Given task => Copy every line of the records below that holds the word "شعيب".

Information shown =>
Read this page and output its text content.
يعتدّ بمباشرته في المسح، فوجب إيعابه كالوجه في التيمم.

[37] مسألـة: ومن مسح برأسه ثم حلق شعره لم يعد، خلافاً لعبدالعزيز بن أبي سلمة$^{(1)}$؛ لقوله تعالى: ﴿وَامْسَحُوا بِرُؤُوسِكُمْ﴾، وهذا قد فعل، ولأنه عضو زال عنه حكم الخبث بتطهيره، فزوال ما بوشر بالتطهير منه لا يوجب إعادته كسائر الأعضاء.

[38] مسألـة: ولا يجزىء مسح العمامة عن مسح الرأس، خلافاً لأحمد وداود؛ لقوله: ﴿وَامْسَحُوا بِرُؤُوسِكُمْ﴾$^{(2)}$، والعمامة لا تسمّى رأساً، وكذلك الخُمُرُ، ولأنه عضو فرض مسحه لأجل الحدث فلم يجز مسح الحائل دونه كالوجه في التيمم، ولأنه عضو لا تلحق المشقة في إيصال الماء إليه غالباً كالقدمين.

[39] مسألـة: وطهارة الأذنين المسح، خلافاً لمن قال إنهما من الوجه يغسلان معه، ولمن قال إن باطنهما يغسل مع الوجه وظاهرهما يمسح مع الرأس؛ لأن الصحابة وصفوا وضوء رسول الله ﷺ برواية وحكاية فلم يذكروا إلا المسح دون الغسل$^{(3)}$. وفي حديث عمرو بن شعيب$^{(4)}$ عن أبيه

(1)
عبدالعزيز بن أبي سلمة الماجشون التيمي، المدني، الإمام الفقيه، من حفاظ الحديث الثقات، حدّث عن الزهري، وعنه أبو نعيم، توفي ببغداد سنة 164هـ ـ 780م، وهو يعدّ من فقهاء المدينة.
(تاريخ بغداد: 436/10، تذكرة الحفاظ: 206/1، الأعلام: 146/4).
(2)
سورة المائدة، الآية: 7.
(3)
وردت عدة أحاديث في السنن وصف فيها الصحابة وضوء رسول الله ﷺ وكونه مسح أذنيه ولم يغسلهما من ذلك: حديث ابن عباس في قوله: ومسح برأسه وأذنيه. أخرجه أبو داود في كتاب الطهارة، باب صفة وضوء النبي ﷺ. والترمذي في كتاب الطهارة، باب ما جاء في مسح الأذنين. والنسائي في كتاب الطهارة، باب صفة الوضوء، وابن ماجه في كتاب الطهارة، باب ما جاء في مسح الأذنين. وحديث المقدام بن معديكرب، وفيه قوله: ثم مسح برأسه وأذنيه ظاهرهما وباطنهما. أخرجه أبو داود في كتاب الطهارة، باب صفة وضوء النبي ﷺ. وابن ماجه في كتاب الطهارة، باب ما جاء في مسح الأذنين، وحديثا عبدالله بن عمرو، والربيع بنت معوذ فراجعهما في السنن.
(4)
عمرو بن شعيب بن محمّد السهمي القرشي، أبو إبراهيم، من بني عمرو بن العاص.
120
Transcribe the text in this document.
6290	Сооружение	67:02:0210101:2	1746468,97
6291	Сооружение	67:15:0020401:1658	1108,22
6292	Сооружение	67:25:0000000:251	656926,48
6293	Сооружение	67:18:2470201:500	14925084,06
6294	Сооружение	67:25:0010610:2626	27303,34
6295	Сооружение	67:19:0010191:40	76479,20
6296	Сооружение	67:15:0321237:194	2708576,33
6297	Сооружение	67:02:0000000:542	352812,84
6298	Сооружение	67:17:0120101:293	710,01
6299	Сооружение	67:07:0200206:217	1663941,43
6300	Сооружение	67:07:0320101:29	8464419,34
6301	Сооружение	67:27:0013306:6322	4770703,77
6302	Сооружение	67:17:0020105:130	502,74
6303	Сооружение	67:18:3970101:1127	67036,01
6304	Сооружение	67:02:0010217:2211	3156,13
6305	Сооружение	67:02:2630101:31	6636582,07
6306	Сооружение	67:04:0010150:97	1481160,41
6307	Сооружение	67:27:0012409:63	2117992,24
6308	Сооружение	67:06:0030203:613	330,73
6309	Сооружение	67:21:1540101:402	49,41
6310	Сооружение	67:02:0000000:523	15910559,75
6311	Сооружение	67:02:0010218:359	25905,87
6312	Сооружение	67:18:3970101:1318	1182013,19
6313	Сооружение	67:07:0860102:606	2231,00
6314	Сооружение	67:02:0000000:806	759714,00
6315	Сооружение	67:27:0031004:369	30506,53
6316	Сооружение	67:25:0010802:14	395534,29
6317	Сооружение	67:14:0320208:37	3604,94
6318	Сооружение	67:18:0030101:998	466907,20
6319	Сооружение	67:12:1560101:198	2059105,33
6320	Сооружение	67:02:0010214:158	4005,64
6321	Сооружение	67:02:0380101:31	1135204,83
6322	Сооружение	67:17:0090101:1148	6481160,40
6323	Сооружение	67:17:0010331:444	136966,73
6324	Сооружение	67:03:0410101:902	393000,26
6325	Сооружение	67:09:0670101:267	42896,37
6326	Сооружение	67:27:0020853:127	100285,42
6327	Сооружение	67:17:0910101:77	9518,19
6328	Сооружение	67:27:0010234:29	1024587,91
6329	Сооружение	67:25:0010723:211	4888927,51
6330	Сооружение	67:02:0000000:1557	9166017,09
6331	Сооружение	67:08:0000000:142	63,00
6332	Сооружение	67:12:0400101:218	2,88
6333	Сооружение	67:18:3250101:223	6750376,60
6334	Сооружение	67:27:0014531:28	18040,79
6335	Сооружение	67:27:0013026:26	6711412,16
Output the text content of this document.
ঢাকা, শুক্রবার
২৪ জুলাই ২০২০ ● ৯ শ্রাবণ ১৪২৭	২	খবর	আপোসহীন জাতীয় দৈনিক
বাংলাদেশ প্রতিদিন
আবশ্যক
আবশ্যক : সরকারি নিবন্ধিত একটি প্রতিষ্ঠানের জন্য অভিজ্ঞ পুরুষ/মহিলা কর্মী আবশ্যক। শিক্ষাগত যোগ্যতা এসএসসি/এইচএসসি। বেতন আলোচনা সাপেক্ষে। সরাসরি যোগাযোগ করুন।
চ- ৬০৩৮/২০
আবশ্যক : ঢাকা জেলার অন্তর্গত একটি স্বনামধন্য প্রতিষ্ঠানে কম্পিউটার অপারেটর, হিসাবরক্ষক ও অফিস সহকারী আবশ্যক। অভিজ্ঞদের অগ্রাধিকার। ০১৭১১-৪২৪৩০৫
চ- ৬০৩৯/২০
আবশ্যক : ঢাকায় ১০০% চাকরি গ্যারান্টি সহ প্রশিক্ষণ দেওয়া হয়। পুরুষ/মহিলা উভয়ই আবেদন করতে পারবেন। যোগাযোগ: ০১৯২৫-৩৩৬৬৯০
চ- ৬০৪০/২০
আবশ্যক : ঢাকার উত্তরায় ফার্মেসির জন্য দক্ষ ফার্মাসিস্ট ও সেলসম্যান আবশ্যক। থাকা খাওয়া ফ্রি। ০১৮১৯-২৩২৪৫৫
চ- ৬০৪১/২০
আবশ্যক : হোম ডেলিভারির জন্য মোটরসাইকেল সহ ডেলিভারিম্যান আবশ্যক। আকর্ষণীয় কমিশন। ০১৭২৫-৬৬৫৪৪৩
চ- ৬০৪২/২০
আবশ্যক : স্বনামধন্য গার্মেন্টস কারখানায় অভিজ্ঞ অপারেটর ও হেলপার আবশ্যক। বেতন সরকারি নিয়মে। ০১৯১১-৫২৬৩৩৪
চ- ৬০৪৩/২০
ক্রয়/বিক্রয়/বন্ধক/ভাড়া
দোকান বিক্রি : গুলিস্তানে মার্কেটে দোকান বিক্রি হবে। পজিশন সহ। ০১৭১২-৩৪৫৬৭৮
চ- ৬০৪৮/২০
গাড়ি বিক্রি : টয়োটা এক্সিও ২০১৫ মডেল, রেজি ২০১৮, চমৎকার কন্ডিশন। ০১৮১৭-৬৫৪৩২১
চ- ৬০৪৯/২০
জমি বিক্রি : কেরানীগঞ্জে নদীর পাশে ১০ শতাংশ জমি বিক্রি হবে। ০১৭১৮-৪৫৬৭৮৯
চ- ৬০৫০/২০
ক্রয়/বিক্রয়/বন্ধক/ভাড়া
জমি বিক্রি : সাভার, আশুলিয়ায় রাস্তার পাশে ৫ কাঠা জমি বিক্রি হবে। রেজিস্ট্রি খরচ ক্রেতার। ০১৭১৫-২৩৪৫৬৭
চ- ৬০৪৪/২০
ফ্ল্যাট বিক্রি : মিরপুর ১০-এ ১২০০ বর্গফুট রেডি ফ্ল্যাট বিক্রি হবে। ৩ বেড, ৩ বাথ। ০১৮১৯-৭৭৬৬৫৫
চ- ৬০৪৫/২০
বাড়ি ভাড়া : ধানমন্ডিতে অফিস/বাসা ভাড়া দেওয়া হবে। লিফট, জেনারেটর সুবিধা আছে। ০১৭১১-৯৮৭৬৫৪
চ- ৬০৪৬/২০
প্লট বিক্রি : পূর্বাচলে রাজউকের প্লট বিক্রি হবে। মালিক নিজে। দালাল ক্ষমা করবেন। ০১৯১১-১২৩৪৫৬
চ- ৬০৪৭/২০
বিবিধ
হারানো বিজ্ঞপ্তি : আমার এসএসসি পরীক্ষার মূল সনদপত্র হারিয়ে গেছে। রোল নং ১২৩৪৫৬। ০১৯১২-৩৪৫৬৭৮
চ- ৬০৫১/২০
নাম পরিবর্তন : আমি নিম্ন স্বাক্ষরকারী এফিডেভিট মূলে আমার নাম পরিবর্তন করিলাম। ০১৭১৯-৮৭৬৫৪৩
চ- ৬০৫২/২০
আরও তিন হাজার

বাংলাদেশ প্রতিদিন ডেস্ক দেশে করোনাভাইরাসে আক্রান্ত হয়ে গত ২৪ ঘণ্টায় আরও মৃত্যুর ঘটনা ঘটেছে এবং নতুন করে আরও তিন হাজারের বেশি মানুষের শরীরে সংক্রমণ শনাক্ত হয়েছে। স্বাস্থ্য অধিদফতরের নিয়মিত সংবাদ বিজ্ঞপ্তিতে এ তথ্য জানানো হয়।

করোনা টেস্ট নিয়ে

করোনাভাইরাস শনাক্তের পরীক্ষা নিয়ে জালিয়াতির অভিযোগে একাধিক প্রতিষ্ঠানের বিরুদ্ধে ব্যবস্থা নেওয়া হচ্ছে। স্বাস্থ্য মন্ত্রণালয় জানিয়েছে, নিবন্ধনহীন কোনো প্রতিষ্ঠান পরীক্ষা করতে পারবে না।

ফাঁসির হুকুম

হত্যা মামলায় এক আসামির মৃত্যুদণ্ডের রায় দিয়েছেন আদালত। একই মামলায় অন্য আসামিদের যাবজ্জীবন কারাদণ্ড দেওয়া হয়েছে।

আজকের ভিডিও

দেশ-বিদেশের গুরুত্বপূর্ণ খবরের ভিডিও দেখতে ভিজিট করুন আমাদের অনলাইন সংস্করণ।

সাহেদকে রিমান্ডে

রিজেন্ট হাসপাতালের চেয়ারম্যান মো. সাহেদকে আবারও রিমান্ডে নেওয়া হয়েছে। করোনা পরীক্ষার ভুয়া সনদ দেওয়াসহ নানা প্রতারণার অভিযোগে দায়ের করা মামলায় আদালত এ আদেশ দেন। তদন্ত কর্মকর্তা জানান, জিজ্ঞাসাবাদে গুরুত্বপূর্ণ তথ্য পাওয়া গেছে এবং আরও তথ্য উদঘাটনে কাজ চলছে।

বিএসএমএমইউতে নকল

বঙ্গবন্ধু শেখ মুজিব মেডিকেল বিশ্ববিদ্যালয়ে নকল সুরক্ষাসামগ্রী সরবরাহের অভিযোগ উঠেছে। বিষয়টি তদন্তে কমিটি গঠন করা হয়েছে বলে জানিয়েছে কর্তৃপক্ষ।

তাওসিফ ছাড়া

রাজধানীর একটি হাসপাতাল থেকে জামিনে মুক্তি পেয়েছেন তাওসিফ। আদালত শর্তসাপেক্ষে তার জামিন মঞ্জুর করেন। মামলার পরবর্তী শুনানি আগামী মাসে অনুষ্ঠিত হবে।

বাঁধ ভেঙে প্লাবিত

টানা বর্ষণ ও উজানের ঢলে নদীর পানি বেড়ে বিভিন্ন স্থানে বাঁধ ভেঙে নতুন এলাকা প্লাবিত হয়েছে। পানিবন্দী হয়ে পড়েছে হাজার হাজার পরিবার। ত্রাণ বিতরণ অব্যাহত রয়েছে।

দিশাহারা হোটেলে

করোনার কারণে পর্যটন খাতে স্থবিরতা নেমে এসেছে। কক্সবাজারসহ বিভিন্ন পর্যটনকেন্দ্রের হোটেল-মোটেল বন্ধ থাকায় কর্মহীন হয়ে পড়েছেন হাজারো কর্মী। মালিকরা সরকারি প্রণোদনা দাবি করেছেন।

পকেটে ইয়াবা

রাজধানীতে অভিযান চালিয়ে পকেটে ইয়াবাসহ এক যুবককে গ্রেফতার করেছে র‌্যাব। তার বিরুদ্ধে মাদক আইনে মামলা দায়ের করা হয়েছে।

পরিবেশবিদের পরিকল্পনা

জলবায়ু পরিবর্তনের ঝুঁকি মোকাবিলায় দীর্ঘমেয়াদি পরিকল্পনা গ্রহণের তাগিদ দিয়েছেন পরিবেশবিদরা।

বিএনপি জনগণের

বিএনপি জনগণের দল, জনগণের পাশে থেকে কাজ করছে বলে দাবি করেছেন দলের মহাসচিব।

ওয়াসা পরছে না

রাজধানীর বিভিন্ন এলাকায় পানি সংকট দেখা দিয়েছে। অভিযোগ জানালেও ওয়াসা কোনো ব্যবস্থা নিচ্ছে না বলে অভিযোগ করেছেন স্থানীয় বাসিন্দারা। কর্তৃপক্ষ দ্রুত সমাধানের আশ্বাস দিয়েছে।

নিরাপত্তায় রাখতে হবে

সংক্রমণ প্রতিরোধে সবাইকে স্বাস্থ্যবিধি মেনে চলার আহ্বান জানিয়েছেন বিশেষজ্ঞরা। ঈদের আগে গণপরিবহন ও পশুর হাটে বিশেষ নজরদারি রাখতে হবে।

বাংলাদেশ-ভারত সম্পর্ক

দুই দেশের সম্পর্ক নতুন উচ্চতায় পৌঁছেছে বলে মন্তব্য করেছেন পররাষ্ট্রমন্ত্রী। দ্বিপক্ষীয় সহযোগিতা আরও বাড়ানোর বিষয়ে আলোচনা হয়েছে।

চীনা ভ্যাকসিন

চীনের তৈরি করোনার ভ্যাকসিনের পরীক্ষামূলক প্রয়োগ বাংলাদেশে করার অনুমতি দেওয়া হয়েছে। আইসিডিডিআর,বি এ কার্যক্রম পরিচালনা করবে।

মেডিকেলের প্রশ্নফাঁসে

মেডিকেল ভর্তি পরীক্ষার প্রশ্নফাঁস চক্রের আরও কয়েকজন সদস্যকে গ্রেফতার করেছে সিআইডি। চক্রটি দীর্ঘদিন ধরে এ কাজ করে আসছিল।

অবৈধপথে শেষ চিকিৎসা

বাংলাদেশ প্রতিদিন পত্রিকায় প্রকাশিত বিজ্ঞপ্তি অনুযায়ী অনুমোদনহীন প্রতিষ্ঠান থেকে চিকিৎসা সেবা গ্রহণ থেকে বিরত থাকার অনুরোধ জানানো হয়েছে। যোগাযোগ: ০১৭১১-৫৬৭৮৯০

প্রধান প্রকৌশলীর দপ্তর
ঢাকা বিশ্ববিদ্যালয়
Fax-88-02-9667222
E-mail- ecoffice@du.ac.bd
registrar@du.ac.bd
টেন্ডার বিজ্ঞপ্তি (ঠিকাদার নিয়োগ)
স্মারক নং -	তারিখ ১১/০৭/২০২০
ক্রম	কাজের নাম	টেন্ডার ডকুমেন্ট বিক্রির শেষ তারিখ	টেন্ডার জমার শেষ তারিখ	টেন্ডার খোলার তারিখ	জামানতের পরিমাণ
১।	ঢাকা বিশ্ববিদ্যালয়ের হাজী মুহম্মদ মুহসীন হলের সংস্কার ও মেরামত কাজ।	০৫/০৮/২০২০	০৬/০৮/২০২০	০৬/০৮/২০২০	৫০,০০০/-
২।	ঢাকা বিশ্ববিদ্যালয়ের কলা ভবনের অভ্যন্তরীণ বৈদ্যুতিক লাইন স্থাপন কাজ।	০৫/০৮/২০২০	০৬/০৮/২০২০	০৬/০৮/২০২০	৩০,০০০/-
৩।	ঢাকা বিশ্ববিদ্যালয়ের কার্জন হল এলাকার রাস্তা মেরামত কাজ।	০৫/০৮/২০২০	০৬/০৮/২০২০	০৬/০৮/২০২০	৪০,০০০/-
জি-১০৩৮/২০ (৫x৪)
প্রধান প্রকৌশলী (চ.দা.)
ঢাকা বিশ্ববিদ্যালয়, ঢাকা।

Problem solution =>
[39] مسألـة: وطهارة الأذنين المسح، خلافاً لمن قال إنهما من الوجه يغسلان معه، ولمن قال إن باطنهما يغسل مع الوجه وظاهرهما يمسح مع الرأس؛ لأن الصحابة وصفوا وضوء رسول الله ﷺ برواية وحكاية فلم يذكروا إلا المسح دون الغسل$^{(3)}$. وفي حديث عمرو بن شعيب$^{(4)}$ عن أبيه
عمرو بن شعيب بن محمّد السهمي القرشي، أبو إبراهيم، من بني عمرو بن العاص.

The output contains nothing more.